> Directions: Transcribe all of the material exactly. Any picture in it should be left out.

> Provided data:
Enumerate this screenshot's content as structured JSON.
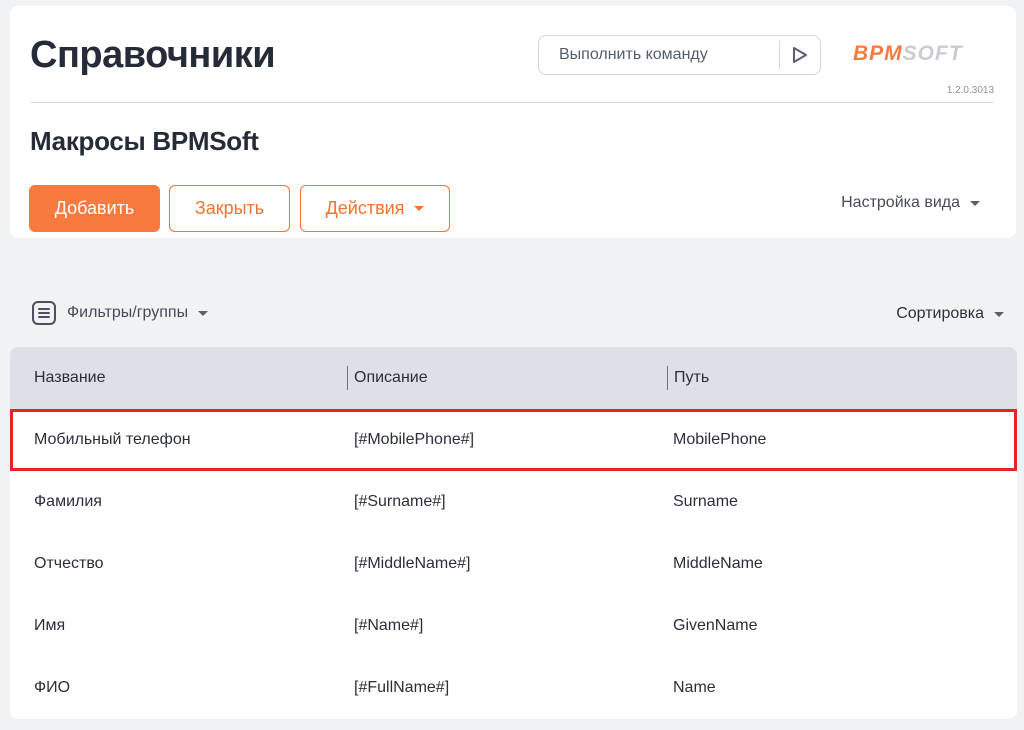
{
  "header": {
    "title": "Справочники",
    "command_placeholder": "Выполнить команду",
    "logo_text": "BPMSOFT",
    "version": "1.2.0.3013"
  },
  "section": {
    "title": "Макросы BPMSoft"
  },
  "toolbar": {
    "add_label": "Добавить",
    "close_label": "Закрыть",
    "actions_label": "Действия",
    "view_settings_label": "Настройка вида"
  },
  "list_controls": {
    "filters_label": "Фильтры/группы",
    "sorting_label": "Сортировка"
  },
  "grid": {
    "columns": [
      "Название",
      "Описание",
      "Путь"
    ],
    "rows": [
      {
        "name": "Мобильный телефон",
        "description": "[#MobilePhone#]",
        "path": "MobilePhone"
      },
      {
        "name": "Фамилия",
        "description": "[#Surname#]",
        "path": "Surname"
      },
      {
        "name": "Отчество",
        "description": "[#MiddleName#]",
        "path": "MiddleName"
      },
      {
        "name": "Имя",
        "description": "[#Name#]",
        "path": "GivenName"
      },
      {
        "name": "ФИО",
        "description": "[#FullName#]",
        "path": "Name"
      }
    ],
    "highlighted_row": 0
  },
  "colors": {
    "accent": "#f77b3e",
    "highlight_border": "#e52424"
  },
  "icons": {
    "run": "play-icon",
    "filters": "filter-list-icon",
    "dropdown": "caret-down-icon"
  }
}
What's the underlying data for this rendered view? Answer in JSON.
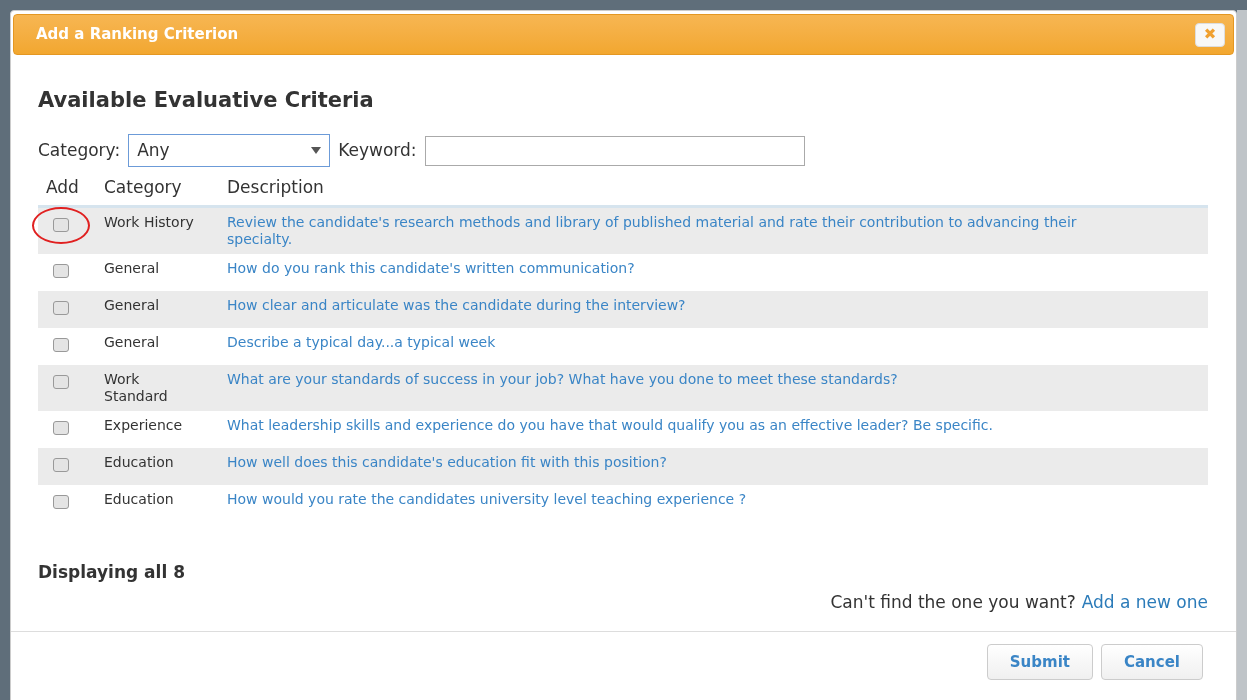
{
  "dialog": {
    "title": "Add a Ranking Criterion",
    "close_icon": "✖"
  },
  "heading": "Available Evaluative Criteria",
  "filters": {
    "category_label": "Category:",
    "category_value": "Any",
    "keyword_label": "Keyword:"
  },
  "table": {
    "columns": [
      "Add",
      "Category",
      "Description"
    ],
    "rows": [
      {
        "checked": false,
        "annotated": true,
        "category": "Work History",
        "description": "Review the candidate's research methods and library of published material and rate their contribution to advancing their specialty."
      },
      {
        "checked": false,
        "annotated": false,
        "category": "General",
        "description": "How do you rank this candidate's written communication?"
      },
      {
        "checked": false,
        "annotated": false,
        "category": "General",
        "description": "How clear and articulate was the candidate during the interview?"
      },
      {
        "checked": false,
        "annotated": false,
        "category": "General",
        "description": "Describe a typical day...a typical week"
      },
      {
        "checked": false,
        "annotated": false,
        "category": "Work Standard",
        "description": "What are your standards of success in your job? What have you done to meet these standards?"
      },
      {
        "checked": false,
        "annotated": false,
        "category": "Experience",
        "description": "What leadership skills and experience do you have that would qualify you as an effective leader? Be specific."
      },
      {
        "checked": false,
        "annotated": false,
        "category": "Education",
        "description": "How well does this candidate's education fit with this position?"
      },
      {
        "checked": false,
        "annotated": false,
        "category": "Education",
        "description": "How would you rate the candidates university level teaching experience ?"
      }
    ]
  },
  "count_text": "Displaying all 8",
  "help": {
    "question": "Can't find the one you want?",
    "link": "Add a new one"
  },
  "buttons": [
    "Submit",
    "Cancel"
  ]
}
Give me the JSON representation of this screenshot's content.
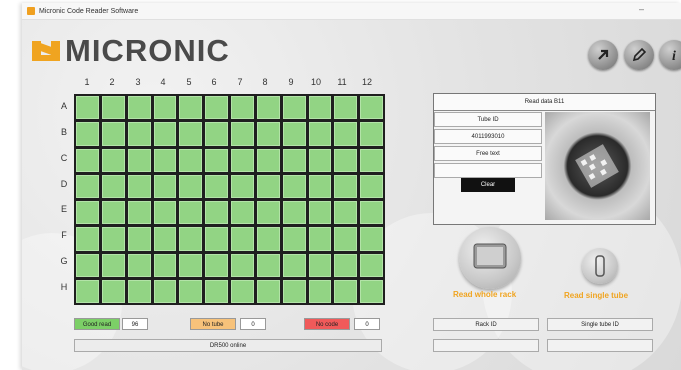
{
  "window": {
    "title": "Micronic Code Reader Software",
    "minimize": "–"
  },
  "logo": {
    "text": "MICRONIC"
  },
  "toolbar": {
    "info_glyph": "i"
  },
  "grid": {
    "columns": [
      "1",
      "2",
      "3",
      "4",
      "5",
      "6",
      "7",
      "8",
      "9",
      "10",
      "11",
      "12"
    ],
    "rows": [
      "A",
      "B",
      "C",
      "D",
      "E",
      "F",
      "G",
      "H"
    ],
    "well_color": "#92d484"
  },
  "read_panel": {
    "header": "Read data B11",
    "tube_id_label": "Tube ID",
    "tube_id_value": "4011993010",
    "free_text_label": "Free text",
    "free_text_value": "",
    "clear_button": "Clear"
  },
  "actions": {
    "read_rack": "Read whole rack",
    "read_single": "Read single tube"
  },
  "status": {
    "good_read_label": "Good read",
    "good_read_count": "96",
    "good_read_color": "#7ccf67",
    "no_tube_label": "No tube",
    "no_tube_count": "0",
    "no_tube_color": "#f7c27a",
    "no_code_label": "No code",
    "no_code_count": "0",
    "no_code_color": "#f05a5a",
    "device_status": "DR500 online"
  },
  "fields": {
    "rack_id_label": "Rack ID",
    "rack_id_value": "",
    "single_tube_label": "Single tube ID",
    "single_tube_value": ""
  }
}
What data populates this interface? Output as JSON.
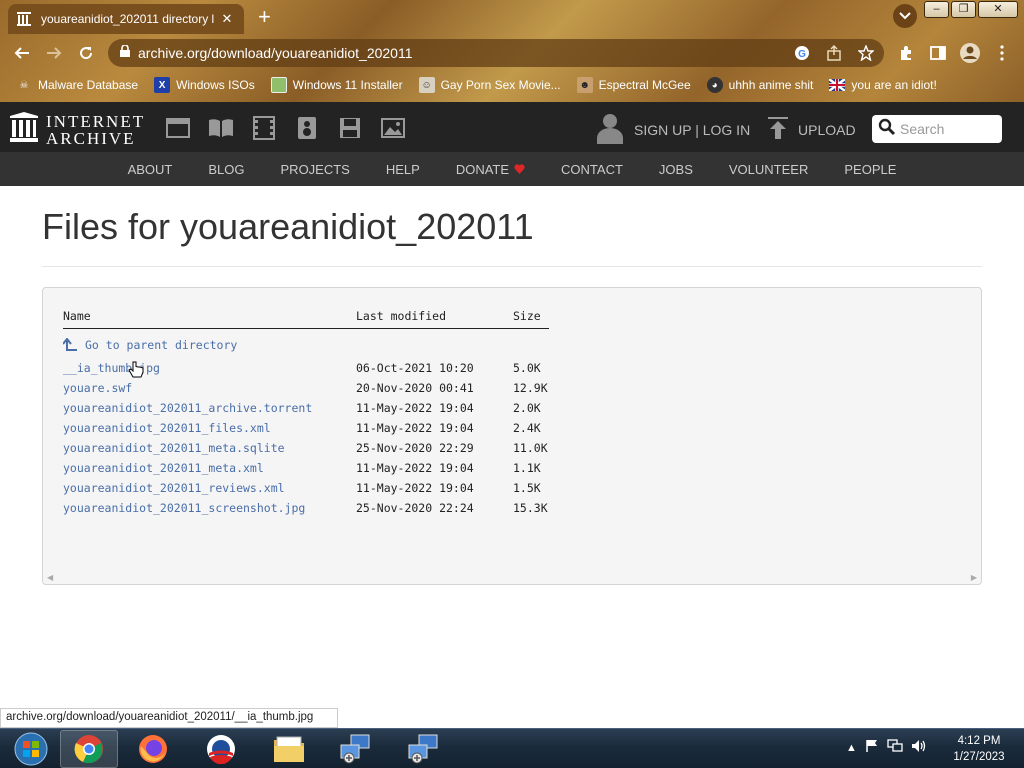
{
  "browser": {
    "tab_title": "youareanidiot_202011 directory l",
    "tab_close": "✕",
    "new_tab": "+",
    "url": "archive.org/download/youareanidiot_202011",
    "bookmarks": [
      {
        "label": "Malware Database",
        "icon": "skull-icon"
      },
      {
        "label": "Windows ISOs",
        "icon": "x-logo-icon"
      },
      {
        "label": "Windows 11 Installer",
        "icon": "image-icon"
      },
      {
        "label": "Gay Porn Sex Movie...",
        "icon": "face-icon"
      },
      {
        "label": "Espectral McGee",
        "icon": "character-icon"
      },
      {
        "label": "uhhh anime shit",
        "icon": "anime-icon"
      },
      {
        "label": "you are an idiot!",
        "icon": "uk-flag-icon"
      }
    ]
  },
  "ia_header": {
    "logo_line1": "INTERNET",
    "logo_line2": "ARCHIVE",
    "media_icons": [
      "web-icon",
      "texts-icon",
      "video-icon",
      "audio-icon",
      "software-icon",
      "images-icon"
    ],
    "signup": "SIGN UP | LOG IN",
    "upload": "UPLOAD",
    "search_placeholder": "Search",
    "nav": [
      "ABOUT",
      "BLOG",
      "PROJECTS",
      "HELP",
      "DONATE",
      "CONTACT",
      "JOBS",
      "VOLUNTEER",
      "PEOPLE"
    ],
    "donate_heart_color": "#e02626"
  },
  "page": {
    "title": "Files for youareanidiot_202011",
    "columns": {
      "name": "Name",
      "modified": "Last modified",
      "size": "Size"
    },
    "parent_link": "Go to parent directory",
    "files": [
      {
        "name": "__ia_thumb.jpg",
        "modified": "06-Oct-2021 10:20",
        "size": "5.0K"
      },
      {
        "name": "youare.swf",
        "modified": "20-Nov-2020 00:41",
        "size": "12.9K"
      },
      {
        "name": "youareanidiot_202011_archive.torrent",
        "modified": "11-May-2022 19:04",
        "size": "2.0K"
      },
      {
        "name": "youareanidiot_202011_files.xml",
        "modified": "11-May-2022 19:04",
        "size": "2.4K"
      },
      {
        "name": "youareanidiot_202011_meta.sqlite",
        "modified": "25-Nov-2020 22:29",
        "size": "11.0K"
      },
      {
        "name": "youareanidiot_202011_meta.xml",
        "modified": "11-May-2022 19:04",
        "size": "1.1K"
      },
      {
        "name": "youareanidiot_202011_reviews.xml",
        "modified": "11-May-2022 19:04",
        "size": "1.5K"
      },
      {
        "name": "youareanidiot_202011_screenshot.jpg",
        "modified": "25-Nov-2020 22:24",
        "size": "15.3K"
      }
    ],
    "link_color": "#4a6ea8"
  },
  "status_bar": "archive.org/download/youareanidiot_202011/__ia_thumb.jpg",
  "taskbar": {
    "apps": [
      "start-orb-icon",
      "chrome-icon",
      "firefox-icon",
      "obama-logo-icon",
      "file-explorer-icon",
      "network-setup-icon",
      "network-setup-icon"
    ],
    "time": "4:12 PM",
    "date": "1/27/2023"
  }
}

> Result of the task:
Enumerate this screenshot's content as structured JSON.
{
  "header": {
    "title": "Справочники",
    "command_placeholder": "Выполнить команду",
    "logo_text": "BPMSOFT",
    "version": "1.2.0.3013"
  },
  "section": {
    "title": "Макросы BPMSoft"
  },
  "toolbar": {
    "add_label": "Добавить",
    "close_label": "Закрыть",
    "actions_label": "Действия",
    "view_settings_label": "Настройка вида"
  },
  "list_controls": {
    "filters_label": "Фильтры/группы",
    "sorting_label": "Сортировка"
  },
  "grid": {
    "columns": [
      "Название",
      "Описание",
      "Путь"
    ],
    "rows": [
      {
        "name": "Мобильный телефон",
        "description": "[#MobilePhone#]",
        "path": "MobilePhone"
      },
      {
        "name": "Фамилия",
        "description": "[#Surname#]",
        "path": "Surname"
      },
      {
        "name": "Отчество",
        "description": "[#MiddleName#]",
        "path": "MiddleName"
      },
      {
        "name": "Имя",
        "description": "[#Name#]",
        "path": "GivenName"
      },
      {
        "name": "ФИО",
        "description": "[#FullName#]",
        "path": "Name"
      }
    ],
    "highlighted_row": 0
  },
  "colors": {
    "accent": "#f77b3e",
    "highlight_border": "#e52424"
  },
  "icons": {
    "run": "play-icon",
    "filters": "filter-list-icon",
    "dropdown": "caret-down-icon"
  }
}
What's the underlying data for this rendered view? Answer in JSON.
{
  "dialog": {
    "title": "Add a Ranking Criterion",
    "close_icon": "✖"
  },
  "heading": "Available Evaluative Criteria",
  "filters": {
    "category_label": "Category:",
    "category_value": "Any",
    "keyword_label": "Keyword:"
  },
  "table": {
    "columns": [
      "Add",
      "Category",
      "Description"
    ],
    "rows": [
      {
        "checked": false,
        "annotated": true,
        "category": "Work History",
        "description": "Review the candidate's research methods and library of published material and rate their contribution to advancing their specialty."
      },
      {
        "checked": false,
        "annotated": false,
        "category": "General",
        "description": "How do you rank this candidate's written communication?"
      },
      {
        "checked": false,
        "annotated": false,
        "category": "General",
        "description": "How clear and articulate was the candidate during the interview?"
      },
      {
        "checked": false,
        "annotated": false,
        "category": "General",
        "description": "Describe a typical day...a typical week"
      },
      {
        "checked": false,
        "annotated": false,
        "category": "Work Standard",
        "description": "What are your standards of success in your job? What have you done to meet these standards?"
      },
      {
        "checked": false,
        "annotated": false,
        "category": "Experience",
        "description": "What leadership skills and experience do you have that would qualify you as an effective leader? Be specific."
      },
      {
        "checked": false,
        "annotated": false,
        "category": "Education",
        "description": "How well does this candidate's education fit with this position?"
      },
      {
        "checked": false,
        "annotated": false,
        "category": "Education",
        "description": "How would you rate the candidates university level teaching experience ?"
      }
    ]
  },
  "count_text": "Displaying all 8",
  "help": {
    "question": "Can't find the one you want?",
    "link": "Add a new one"
  },
  "buttons": [
    "Submit",
    "Cancel"
  ]
}
Give me the JSON representation of this screenshot's content.
{
  "window": {
    "title": "Micronic Code Reader Software",
    "minimize": "–"
  },
  "logo": {
    "text": "MICRONIC"
  },
  "toolbar": {
    "info_glyph": "i"
  },
  "grid": {
    "columns": [
      "1",
      "2",
      "3",
      "4",
      "5",
      "6",
      "7",
      "8",
      "9",
      "10",
      "11",
      "12"
    ],
    "rows": [
      "A",
      "B",
      "C",
      "D",
      "E",
      "F",
      "G",
      "H"
    ],
    "well_color": "#92d484"
  },
  "read_panel": {
    "header": "Read data B11",
    "tube_id_label": "Tube ID",
    "tube_id_value": "4011993010",
    "free_text_label": "Free text",
    "free_text_value": "",
    "clear_button": "Clear"
  },
  "actions": {
    "read_rack": "Read whole rack",
    "read_single": "Read single tube"
  },
  "status": {
    "good_read_label": "Good read",
    "good_read_count": "96",
    "good_read_color": "#7ccf67",
    "no_tube_label": "No tube",
    "no_tube_count": "0",
    "no_tube_color": "#f7c27a",
    "no_code_label": "No code",
    "no_code_count": "0",
    "no_code_color": "#f05a5a",
    "device_status": "DR500 online"
  },
  "fields": {
    "rack_id_label": "Rack ID",
    "rack_id_value": "",
    "single_tube_label": "Single tube ID",
    "single_tube_value": ""
  }
}
What data populates this interface? Output as JSON.
{
  "browser": {
    "tab_title": "youareanidiot_202011 directory l",
    "tab_close": "✕",
    "new_tab": "+",
    "url": "archive.org/download/youareanidiot_202011",
    "bookmarks": [
      {
        "label": "Malware Database",
        "icon": "skull-icon"
      },
      {
        "label": "Windows ISOs",
        "icon": "x-logo-icon"
      },
      {
        "label": "Windows 11 Installer",
        "icon": "image-icon"
      },
      {
        "label": "Gay Porn Sex Movie...",
        "icon": "face-icon"
      },
      {
        "label": "Espectral McGee",
        "icon": "character-icon"
      },
      {
        "label": "uhhh anime shit",
        "icon": "anime-icon"
      },
      {
        "label": "you are an idiot!",
        "icon": "uk-flag-icon"
      }
    ]
  },
  "ia_header": {
    "logo_line1": "INTERNET",
    "logo_line2": "ARCHIVE",
    "media_icons": [
      "web-icon",
      "texts-icon",
      "video-icon",
      "audio-icon",
      "software-icon",
      "images-icon"
    ],
    "signup": "SIGN UP | LOG IN",
    "upload": "UPLOAD",
    "search_placeholder": "Search",
    "nav": [
      "ABOUT",
      "BLOG",
      "PROJECTS",
      "HELP",
      "DONATE",
      "CONTACT",
      "JOBS",
      "VOLUNTEER",
      "PEOPLE"
    ],
    "donate_heart_color": "#e02626"
  },
  "page": {
    "title": "Files for youareanidiot_202011",
    "columns": {
      "name": "Name",
      "modified": "Last modified",
      "size": "Size"
    },
    "parent_link": "Go to parent directory",
    "files": [
      {
        "name": "__ia_thumb.jpg",
        "modified": "06-Oct-2021 10:20",
        "size": "5.0K"
      },
      {
        "name": "youare.swf",
        "modified": "20-Nov-2020 00:41",
        "size": "12.9K"
      },
      {
        "name": "youareanidiot_202011_archive.torrent",
        "modified": "11-May-2022 19:04",
        "size": "2.0K"
      },
      {
        "name": "youareanidiot_202011_files.xml",
        "modified": "11-May-2022 19:04",
        "size": "2.4K"
      },
      {
        "name": "youareanidiot_202011_meta.sqlite",
        "modified": "25-Nov-2020 22:29",
        "size": "11.0K"
      },
      {
        "name": "youareanidiot_202011_meta.xml",
        "modified": "11-May-2022 19:04",
        "size": "1.1K"
      },
      {
        "name": "youareanidiot_202011_reviews.xml",
        "modified": "11-May-2022 19:04",
        "size": "1.5K"
      },
      {
        "name": "youareanidiot_202011_screenshot.jpg",
        "modified": "25-Nov-2020 22:24",
        "size": "15.3K"
      }
    ],
    "link_color": "#4a6ea8"
  },
  "status_bar": "archive.org/download/youareanidiot_202011/__ia_thumb.jpg",
  "taskbar": {
    "apps": [
      "start-orb-icon",
      "chrome-icon",
      "firefox-icon",
      "obama-logo-icon",
      "file-explorer-icon",
      "network-setup-icon",
      "network-setup-icon"
    ],
    "time": "4:12 PM",
    "date": "1/27/2023"
  }
}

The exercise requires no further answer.